Go through the material below and copy all lines with "Finance".

Stored data »

>> start

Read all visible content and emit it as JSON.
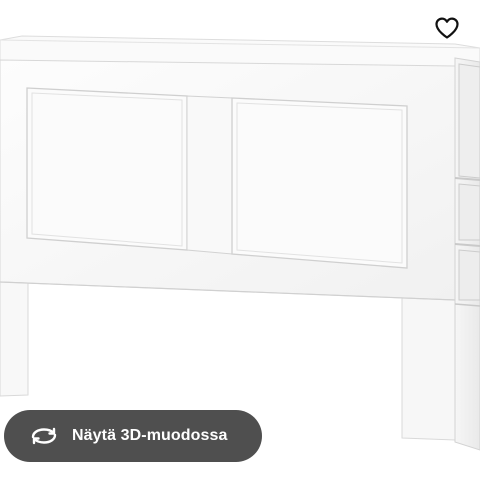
{
  "product": {
    "image_alt": "white headboard with shelves"
  },
  "favorite": {
    "icon": "heart-outline-icon"
  },
  "view_3d": {
    "icon": "rotate-3d-icon",
    "label": "Näytä 3D-muodossa"
  },
  "colors": {
    "button_bg": "#484848",
    "button_text": "#ffffff",
    "furniture_white": "#fbfbfb",
    "outline_gray": "#d6d6d6"
  }
}
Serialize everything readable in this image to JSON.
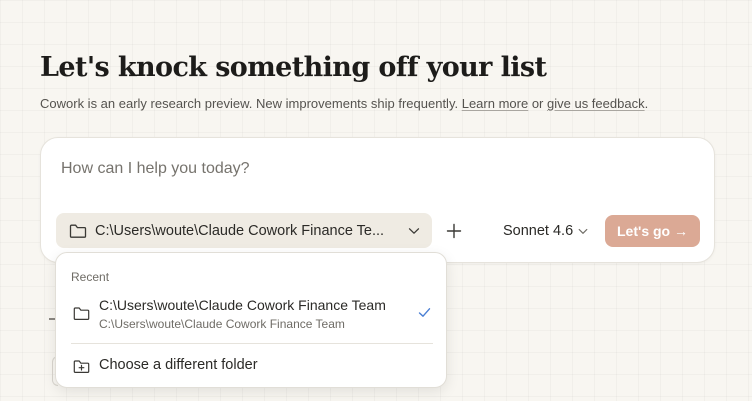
{
  "header": {
    "title": "Let's knock something off your list",
    "subtitle_text": "Cowork is an early research preview. New improvements ship frequently. ",
    "learn_more_link": "Learn more",
    "or_text": " or ",
    "feedback_link": "give us feedback",
    "period": "."
  },
  "composer": {
    "placeholder": "How can I help you today?",
    "folder_label": "C:\\Users\\woute\\Claude Cowork Finance Te...",
    "model_label": "Sonnet 4.6",
    "go_button_label": "Let's go →"
  },
  "folder_dropdown": {
    "section_label": "Recent",
    "recent_items": [
      {
        "name": "C:\\Users\\woute\\Claude Cowork Finance Team",
        "path": "C:\\Users\\woute\\Claude Cowork Finance Team",
        "selected": true
      }
    ],
    "choose_label": "Choose a different folder"
  },
  "icons": {
    "folder": "folder-icon",
    "chevron": "chevron-down-icon",
    "plus": "plus-icon",
    "check": "check-icon",
    "new_folder": "folder-plus-icon"
  },
  "colors": {
    "background": "#f8f6f1",
    "accent_button": "#dba995",
    "check": "#4a7fd4"
  }
}
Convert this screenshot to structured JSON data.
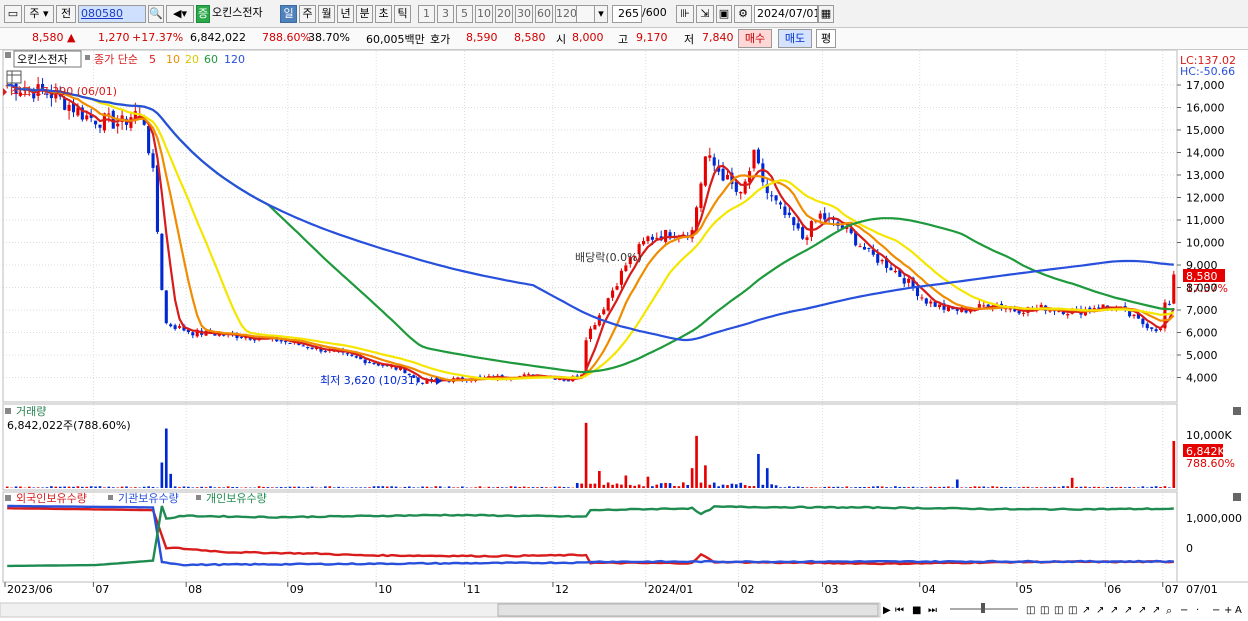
{
  "toolbar": {
    "type_label": "주",
    "jeon_label": "전",
    "code_value": "080580",
    "stock_name": "오킨스전자",
    "tabs": [
      "일",
      "주",
      "월",
      "년",
      "분",
      "초",
      "틱"
    ],
    "active_tab": "일",
    "periods": [
      "1",
      "3",
      "5",
      "10",
      "20",
      "30",
      "60",
      "120"
    ],
    "count_value": "265",
    "count_total": "/600",
    "date_value": "2024/07/01"
  },
  "quote": {
    "price": "8,580",
    "change": "1,270",
    "change_pct": "+17.37%",
    "volume": "6,842,022",
    "volume_pct": "788.60%",
    "turnover": "38.70%",
    "amount": "60,005백만",
    "bid_label": "호가",
    "bid1": "8,590",
    "bid2": "8,580",
    "open_label": "시",
    "open": "8,000",
    "high_label": "고",
    "high": "9,170",
    "low_label": "저",
    "low": "7,840",
    "buy_label": "매수",
    "sell_label": "매도",
    "eval_label": "평"
  },
  "price_panel": {
    "name_box": "오킨스전자",
    "legend_main": "종가 단순",
    "ma_periods": [
      "5",
      "10",
      "20",
      "60",
      "120"
    ],
    "ma_colors": [
      "#d81b1b",
      "#f08c00",
      "#f5e600",
      "#1e9a3c",
      "#2850dc"
    ],
    "lc_label": "LC:137.02",
    "hc_label": "HC:-50.66",
    "high_annotation": "최고 17,390 (06/01)",
    "low_annotation": "최저 3,620 (10/31)",
    "dividend_annotation": "배당락(0.0%)",
    "last_price": "8,580",
    "last_pct": "17.37%"
  },
  "volume_panel": {
    "title": "거래량",
    "value": "6,842,022주(788.60%)",
    "axis_label": "10,000K",
    "last_value": "6,842K",
    "last_pct": "788.60%"
  },
  "holdings_panel": {
    "legend": [
      "외국인보유수량",
      "기관보유수량",
      "개인보유수량"
    ],
    "colors": [
      "#d81b1b",
      "#2850dc",
      "#1e8c50"
    ],
    "axis_ticks": [
      "1,000,000",
      "0"
    ]
  },
  "x_axis": [
    "2023/06",
    "07",
    "08",
    "09",
    "10",
    "11",
    "12",
    "2024/01",
    "02",
    "03",
    "04",
    "05",
    "06",
    "07"
  ],
  "x_axis_right": "07/01",
  "colors": {
    "up": "#e60000",
    "down": "#0028d2",
    "grid": "#dcdcdc"
  },
  "chart_data": {
    "type": "candlestick",
    "y_ticks": [
      4000,
      5000,
      6000,
      7000,
      8000,
      9000,
      10000,
      11000,
      12000,
      13000,
      14000,
      15000,
      16000,
      17000
    ],
    "y_range": [
      3000,
      18200
    ],
    "close_anchors": [
      [
        0,
        17000
      ],
      [
        10,
        16600
      ],
      [
        15,
        16000
      ],
      [
        18,
        15600
      ],
      [
        22,
        15400
      ],
      [
        26,
        15300
      ],
      [
        29,
        15800
      ],
      [
        31,
        15400
      ],
      [
        33,
        13000
      ],
      [
        35,
        8000
      ],
      [
        36,
        6400
      ],
      [
        42,
        6000
      ],
      [
        50,
        5900
      ],
      [
        60,
        5700
      ],
      [
        70,
        5300
      ],
      [
        80,
        4800
      ],
      [
        90,
        4300
      ],
      [
        93,
        3800
      ],
      [
        100,
        3900
      ],
      [
        110,
        4000
      ],
      [
        120,
        4100
      ],
      [
        127,
        3900
      ],
      [
        130,
        4200
      ],
      [
        131,
        5800
      ],
      [
        134,
        6800
      ],
      [
        140,
        9000
      ],
      [
        145,
        10200
      ],
      [
        150,
        10400
      ],
      [
        155,
        10500
      ],
      [
        158,
        13800
      ],
      [
        162,
        13000
      ],
      [
        166,
        12000
      ],
      [
        169,
        13800
      ],
      [
        172,
        12200
      ],
      [
        176,
        11200
      ],
      [
        180,
        10200
      ],
      [
        184,
        11200
      ],
      [
        190,
        10500
      ],
      [
        195,
        9500
      ],
      [
        200,
        8900
      ],
      [
        204,
        8200
      ],
      [
        208,
        7400
      ],
      [
        213,
        7000
      ],
      [
        218,
        7000
      ],
      [
        223,
        7300
      ],
      [
        228,
        7000
      ],
      [
        235,
        7100
      ],
      [
        242,
        6900
      ],
      [
        247,
        7200
      ],
      [
        252,
        7000
      ],
      [
        257,
        6400
      ],
      [
        261,
        6100
      ],
      [
        262,
        7300
      ],
      [
        263,
        7100
      ],
      [
        264,
        8580
      ]
    ],
    "volume_spikes": [
      [
        36,
        10500
      ],
      [
        35,
        4500
      ],
      [
        37,
        2500
      ],
      [
        131,
        11500
      ],
      [
        134,
        3000
      ],
      [
        140,
        2200
      ],
      [
        145,
        2000
      ],
      [
        155,
        3500
      ],
      [
        156,
        9200
      ],
      [
        158,
        4000
      ],
      [
        170,
        6000
      ],
      [
        172,
        3500
      ],
      [
        215,
        1500
      ],
      [
        241,
        1800
      ],
      [
        264,
        8300
      ]
    ],
    "holdings": {
      "foreign": [
        [
          0,
          1420000
        ],
        [
          20,
          1380000
        ],
        [
          33,
          1350000
        ],
        [
          36,
          -10000
        ],
        [
          38,
          0
        ],
        [
          50,
          -150000
        ],
        [
          70,
          -200000
        ],
        [
          80,
          -260000
        ],
        [
          110,
          -290000
        ],
        [
          131,
          -250000
        ],
        [
          132,
          -530000
        ],
        [
          155,
          -540000
        ],
        [
          157,
          -230000
        ],
        [
          160,
          -500000
        ],
        [
          200,
          -560000
        ],
        [
          230,
          -500000
        ],
        [
          264,
          -490000
        ]
      ],
      "institution": [
        [
          0,
          1500000
        ],
        [
          33,
          1450000
        ],
        [
          35,
          -500000
        ],
        [
          40,
          -600000
        ],
        [
          131,
          -520000
        ],
        [
          132,
          -490000
        ],
        [
          264,
          -480000
        ]
      ],
      "retail": [
        [
          0,
          -640000
        ],
        [
          20,
          -610000
        ],
        [
          33,
          -450000
        ],
        [
          35,
          1500000
        ],
        [
          36,
          1050000
        ],
        [
          40,
          1150000
        ],
        [
          60,
          1100000
        ],
        [
          100,
          1180000
        ],
        [
          131,
          1120000
        ],
        [
          132,
          1350000
        ],
        [
          155,
          1420000
        ],
        [
          157,
          1200000
        ],
        [
          160,
          1470000
        ],
        [
          200,
          1440000
        ],
        [
          230,
          1380000
        ],
        [
          264,
          1400000
        ]
      ]
    }
  }
}
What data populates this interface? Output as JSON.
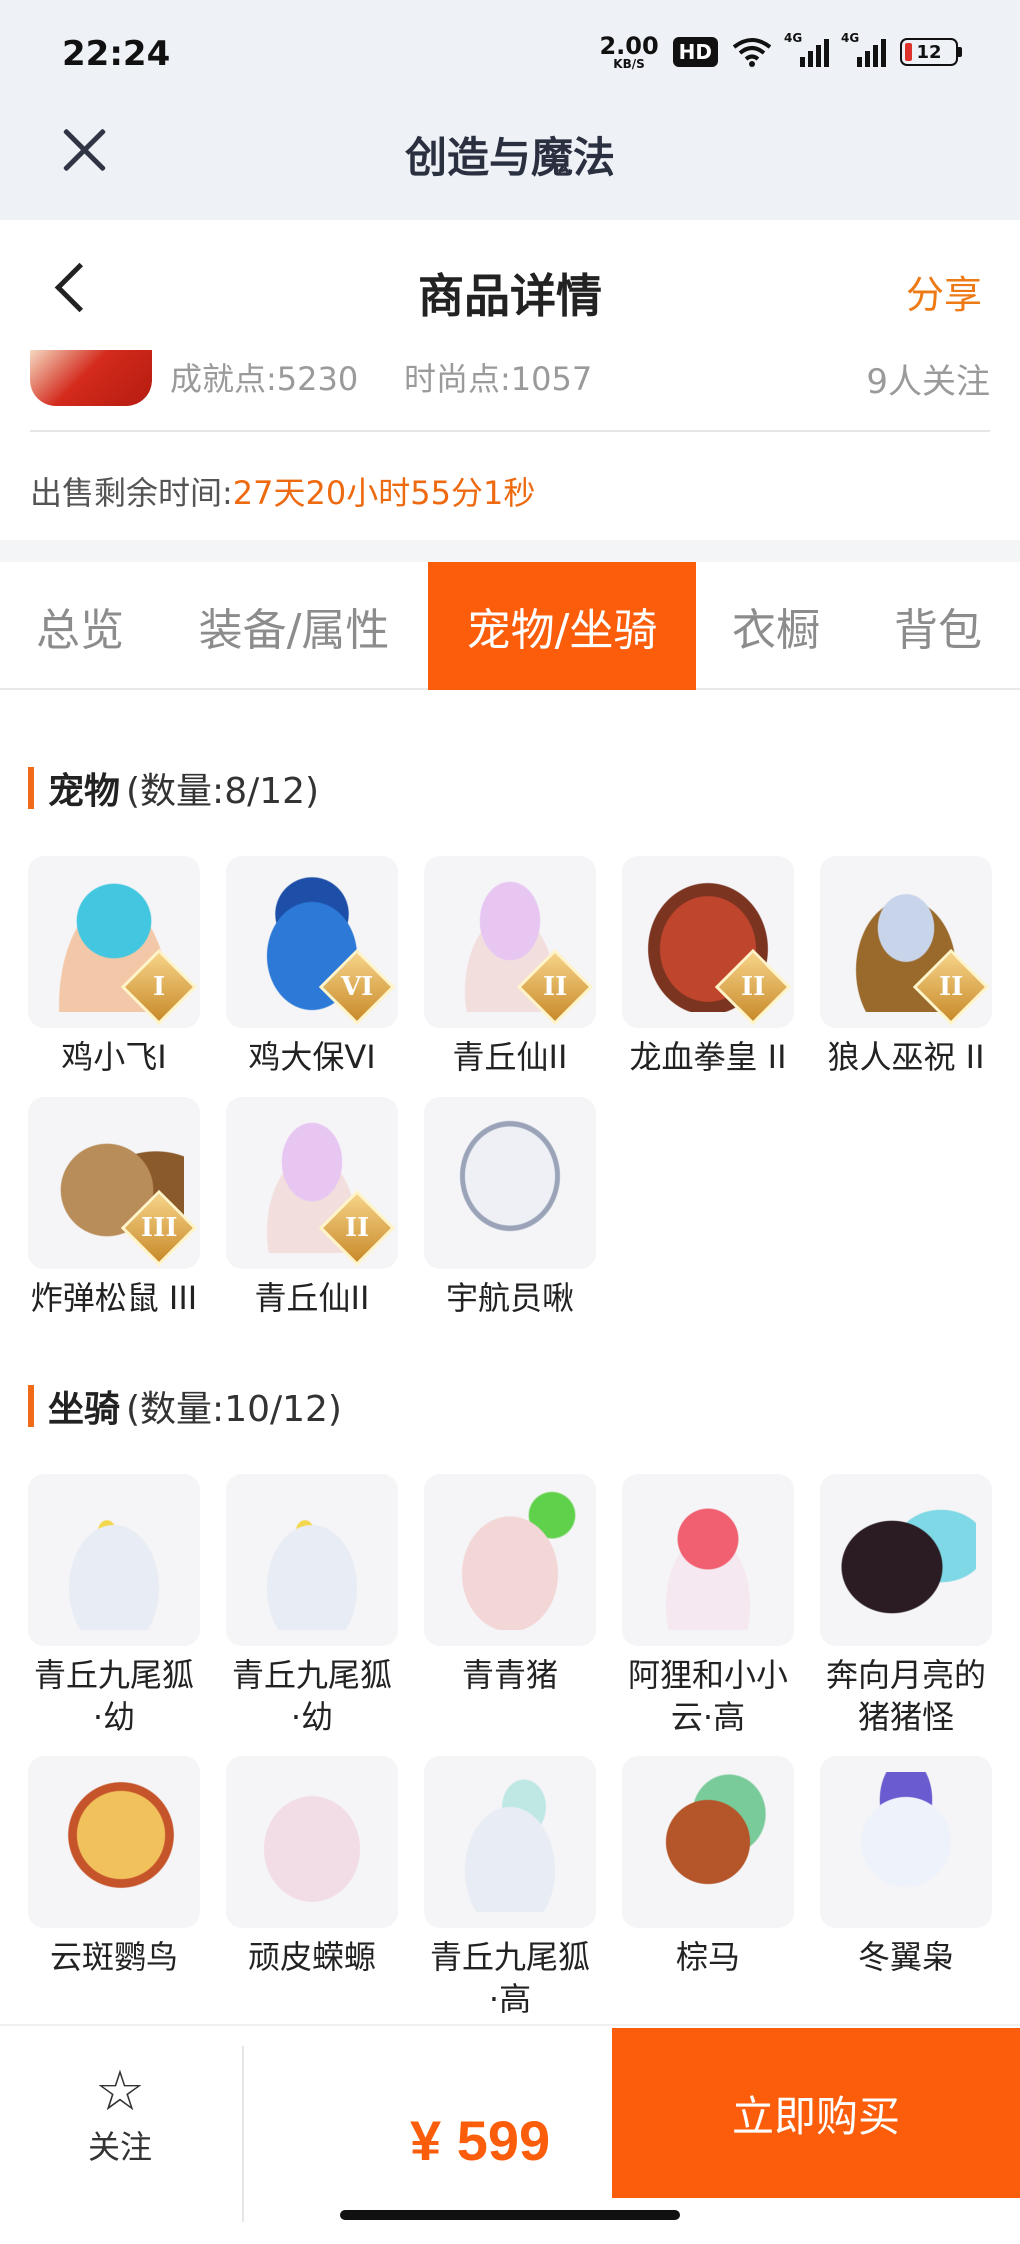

>> end

RESULT OF THE TASK »
    "folder_label": "C:\\Users\\woute\\Claude Cowork Finance Te...",
        "name": "C:\\Users\\woute\\Claude Cowork Finance Team",
        "path": "C:\\Users\\woute\\Claude Cowork Finance Team",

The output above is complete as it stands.